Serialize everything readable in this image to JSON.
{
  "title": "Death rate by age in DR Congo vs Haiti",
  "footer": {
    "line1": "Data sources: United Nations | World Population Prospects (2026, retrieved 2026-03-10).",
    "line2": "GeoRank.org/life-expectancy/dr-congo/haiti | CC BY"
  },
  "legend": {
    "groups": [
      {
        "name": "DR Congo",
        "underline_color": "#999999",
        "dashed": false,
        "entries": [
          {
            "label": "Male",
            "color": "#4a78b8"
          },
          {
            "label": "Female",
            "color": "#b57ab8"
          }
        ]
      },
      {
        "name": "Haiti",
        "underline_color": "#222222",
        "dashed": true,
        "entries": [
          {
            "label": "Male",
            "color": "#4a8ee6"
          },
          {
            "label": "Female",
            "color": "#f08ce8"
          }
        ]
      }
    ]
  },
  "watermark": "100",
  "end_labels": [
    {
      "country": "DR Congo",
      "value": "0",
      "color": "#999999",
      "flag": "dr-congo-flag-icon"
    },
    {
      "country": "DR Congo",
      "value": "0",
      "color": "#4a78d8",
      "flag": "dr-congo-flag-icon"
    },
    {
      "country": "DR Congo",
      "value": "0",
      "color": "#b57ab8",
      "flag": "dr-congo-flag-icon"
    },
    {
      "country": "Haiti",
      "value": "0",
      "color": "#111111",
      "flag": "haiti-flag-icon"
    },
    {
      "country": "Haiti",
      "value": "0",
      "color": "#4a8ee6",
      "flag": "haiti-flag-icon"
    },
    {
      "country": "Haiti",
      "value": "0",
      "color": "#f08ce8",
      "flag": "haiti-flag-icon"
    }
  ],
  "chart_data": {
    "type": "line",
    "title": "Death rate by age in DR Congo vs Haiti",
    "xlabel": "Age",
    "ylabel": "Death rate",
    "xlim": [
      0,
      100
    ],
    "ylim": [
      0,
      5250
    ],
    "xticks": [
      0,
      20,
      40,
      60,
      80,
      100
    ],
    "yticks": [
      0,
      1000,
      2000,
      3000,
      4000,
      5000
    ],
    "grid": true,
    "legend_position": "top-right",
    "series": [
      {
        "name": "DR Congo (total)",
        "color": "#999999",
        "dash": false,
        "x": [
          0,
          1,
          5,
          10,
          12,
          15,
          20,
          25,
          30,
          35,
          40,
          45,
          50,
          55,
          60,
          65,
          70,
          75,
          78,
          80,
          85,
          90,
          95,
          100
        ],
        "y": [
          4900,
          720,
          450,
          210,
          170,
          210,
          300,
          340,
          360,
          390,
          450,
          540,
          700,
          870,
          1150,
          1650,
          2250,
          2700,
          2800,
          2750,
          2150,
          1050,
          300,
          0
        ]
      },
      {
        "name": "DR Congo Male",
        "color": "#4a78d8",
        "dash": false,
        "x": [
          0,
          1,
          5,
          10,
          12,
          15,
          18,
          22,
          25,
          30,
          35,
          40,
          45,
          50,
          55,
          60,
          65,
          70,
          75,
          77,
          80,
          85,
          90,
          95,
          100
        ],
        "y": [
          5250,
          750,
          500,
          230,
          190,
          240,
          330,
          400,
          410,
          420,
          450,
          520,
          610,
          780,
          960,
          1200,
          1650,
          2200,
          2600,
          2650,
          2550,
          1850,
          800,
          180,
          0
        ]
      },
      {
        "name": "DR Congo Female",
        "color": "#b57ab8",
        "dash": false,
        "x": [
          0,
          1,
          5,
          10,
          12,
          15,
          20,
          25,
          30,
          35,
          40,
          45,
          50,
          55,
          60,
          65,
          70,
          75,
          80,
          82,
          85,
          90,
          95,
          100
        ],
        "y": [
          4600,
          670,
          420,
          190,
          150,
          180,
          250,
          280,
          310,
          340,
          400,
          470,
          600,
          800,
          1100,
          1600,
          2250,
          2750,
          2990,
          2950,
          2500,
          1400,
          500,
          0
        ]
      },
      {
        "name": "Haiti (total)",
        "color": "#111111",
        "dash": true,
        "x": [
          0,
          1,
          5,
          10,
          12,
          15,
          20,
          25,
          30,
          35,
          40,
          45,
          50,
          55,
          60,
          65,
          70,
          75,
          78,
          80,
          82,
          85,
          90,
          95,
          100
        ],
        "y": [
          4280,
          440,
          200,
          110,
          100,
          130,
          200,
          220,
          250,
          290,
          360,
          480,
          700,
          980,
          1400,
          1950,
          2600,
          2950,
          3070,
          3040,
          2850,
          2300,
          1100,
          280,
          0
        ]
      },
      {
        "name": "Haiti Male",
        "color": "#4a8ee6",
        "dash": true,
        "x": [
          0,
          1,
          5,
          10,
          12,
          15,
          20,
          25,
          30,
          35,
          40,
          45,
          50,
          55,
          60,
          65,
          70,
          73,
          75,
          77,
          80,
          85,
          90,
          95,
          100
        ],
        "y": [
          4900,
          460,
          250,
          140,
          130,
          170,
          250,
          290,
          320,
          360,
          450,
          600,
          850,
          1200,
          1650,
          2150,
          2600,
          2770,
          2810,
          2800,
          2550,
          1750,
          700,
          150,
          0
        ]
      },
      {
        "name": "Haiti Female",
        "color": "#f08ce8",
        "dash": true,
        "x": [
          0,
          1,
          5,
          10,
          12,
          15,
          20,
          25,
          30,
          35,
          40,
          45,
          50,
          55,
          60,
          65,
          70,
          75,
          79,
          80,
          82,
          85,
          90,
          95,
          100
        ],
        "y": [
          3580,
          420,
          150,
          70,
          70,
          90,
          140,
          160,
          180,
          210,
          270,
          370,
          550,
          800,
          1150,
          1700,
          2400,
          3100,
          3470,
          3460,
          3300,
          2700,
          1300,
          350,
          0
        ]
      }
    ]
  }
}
-.-.-
Repeat the records above exactly, leaving none out.

* **Correct answer**:
Serialize everything readable in this image to JSON.
{
  "title": "Death rate by age in DR Congo vs Haiti",
  "footer": {
    "line1": "Data sources: United Nations | World Population Prospects (2026, retrieved 2026-03-10).",
    "line2": "GeoRank.org/life-expectancy/dr-congo/haiti | CC BY"
  },
  "legend": {
    "groups": [
      {
        "name": "DR Congo",
        "underline_color": "#999999",
        "dashed": false,
        "entries": [
          {
            "label": "Male",
            "color": "#4a78b8"
          },
          {
            "label": "Female",
            "color": "#b57ab8"
          }
        ]
      },
      {
        "name": "Haiti",
        "underline_color": "#222222",
        "dashed": true,
        "entries": [
          {
            "label": "Male",
            "color": "#4a8ee6"
          },
          {
            "label": "Female",
            "color": "#f08ce8"
          }
        ]
      }
    ]
  },
  "watermark": "100",
  "end_labels": [
    {
      "country": "DR Congo",
      "value": "0",
      "color": "#999999",
      "flag": "dr-congo-flag-icon"
    },
    {
      "country": "DR Congo",
      "value": "0",
      "color": "#4a78d8",
      "flag": "dr-congo-flag-icon"
    },
    {
      "country": "DR Congo",
      "value": "0",
      "color": "#b57ab8",
      "flag": "dr-congo-flag-icon"
    },
    {
      "country": "Haiti",
      "value": "0",
      "color": "#111111",
      "flag": "haiti-flag-icon"
    },
    {
      "country": "Haiti",
      "value": "0",
      "color": "#4a8ee6",
      "flag": "haiti-flag-icon"
    },
    {
      "country": "Haiti",
      "value": "0",
      "color": "#f08ce8",
      "flag": "haiti-flag-icon"
    }
  ],
  "chart_data": {
    "type": "line",
    "title": "Death rate by age in DR Congo vs Haiti",
    "xlabel": "Age",
    "ylabel": "Death rate",
    "xlim": [
      0,
      100
    ],
    "ylim": [
      0,
      5250
    ],
    "xticks": [
      0,
      20,
      40,
      60,
      80,
      100
    ],
    "yticks": [
      0,
      1000,
      2000,
      3000,
      4000,
      5000
    ],
    "grid": true,
    "legend_position": "top-right",
    "series": [
      {
        "name": "DR Congo (total)",
        "color": "#999999",
        "dash": false,
        "x": [
          0,
          1,
          5,
          10,
          12,
          15,
          20,
          25,
          30,
          35,
          40,
          45,
          50,
          55,
          60,
          65,
          70,
          75,
          78,
          80,
          85,
          90,
          95,
          100
        ],
        "y": [
          4900,
          720,
          450,
          210,
          170,
          210,
          300,
          340,
          360,
          390,
          450,
          540,
          700,
          870,
          1150,
          1650,
          2250,
          2700,
          2800,
          2750,
          2150,
          1050,
          300,
          0
        ]
      },
      {
        "name": "DR Congo Male",
        "color": "#4a78d8",
        "dash": false,
        "x": [
          0,
          1,
          5,
          10,
          12,
          15,
          18,
          22,
          25,
          30,
          35,
          40,
          45,
          50,
          55,
          60,
          65,
          70,
          75,
          77,
          80,
          85,
          90,
          95,
          100
        ],
        "y": [
          5250,
          750,
          500,
          230,
          190,
          240,
          330,
          400,
          410,
          420,
          450,
          520,
          610,
          780,
          960,
          1200,
          1650,
          2200,
          2600,
          2650,
          2550,
          1850,
          800,
          180,
          0
        ]
      },
      {
        "name": "DR Congo Female",
        "color": "#b57ab8",
        "dash": false,
        "x": [
          0,
          1,
          5,
          10,
          12,
          15,
          20,
          25,
          30,
          35,
          40,
          45,
          50,
          55,
          60,
          65,
          70,
          75,
          80,
          82,
          85,
          90,
          95,
          100
        ],
        "y": [
          4600,
          670,
          420,
          190,
          150,
          180,
          250,
          280,
          310,
          340,
          400,
          470,
          600,
          800,
          1100,
          1600,
          2250,
          2750,
          2990,
          2950,
          2500,
          1400,
          500,
          0
        ]
      },
      {
        "name": "Haiti (total)",
        "color": "#111111",
        "dash": true,
        "x": [
          0,
          1,
          5,
          10,
          12,
          15,
          20,
          25,
          30,
          35,
          40,
          45,
          50,
          55,
          60,
          65,
          70,
          75,
          78,
          80,
          82,
          85,
          90,
          95,
          100
        ],
        "y": [
          4280,
          440,
          200,
          110,
          100,
          130,
          200,
          220,
          250,
          290,
          360,
          480,
          700,
          980,
          1400,
          1950,
          2600,
          2950,
          3070,
          3040,
          2850,
          2300,
          1100,
          280,
          0
        ]
      },
      {
        "name": "Haiti Male",
        "color": "#4a8ee6",
        "dash": true,
        "x": [
          0,
          1,
          5,
          10,
          12,
          15,
          20,
          25,
          30,
          35,
          40,
          45,
          50,
          55,
          60,
          65,
          70,
          73,
          75,
          77,
          80,
          85,
          90,
          95,
          100
        ],
        "y": [
          4900,
          460,
          250,
          140,
          130,
          170,
          250,
          290,
          320,
          360,
          450,
          600,
          850,
          1200,
          1650,
          2150,
          2600,
          2770,
          2810,
          2800,
          2550,
          1750,
          700,
          150,
          0
        ]
      },
      {
        "name": "Haiti Female",
        "color": "#f08ce8",
        "dash": true,
        "x": [
          0,
          1,
          5,
          10,
          12,
          15,
          20,
          25,
          30,
          35,
          40,
          45,
          50,
          55,
          60,
          65,
          70,
          75,
          79,
          80,
          82,
          85,
          90,
          95,
          100
        ],
        "y": [
          3580,
          420,
          150,
          70,
          70,
          90,
          140,
          160,
          180,
          210,
          270,
          370,
          550,
          800,
          1150,
          1700,
          2400,
          3100,
          3470,
          3460,
          3300,
          2700,
          1300,
          350,
          0
        ]
      }
    ]
  }
}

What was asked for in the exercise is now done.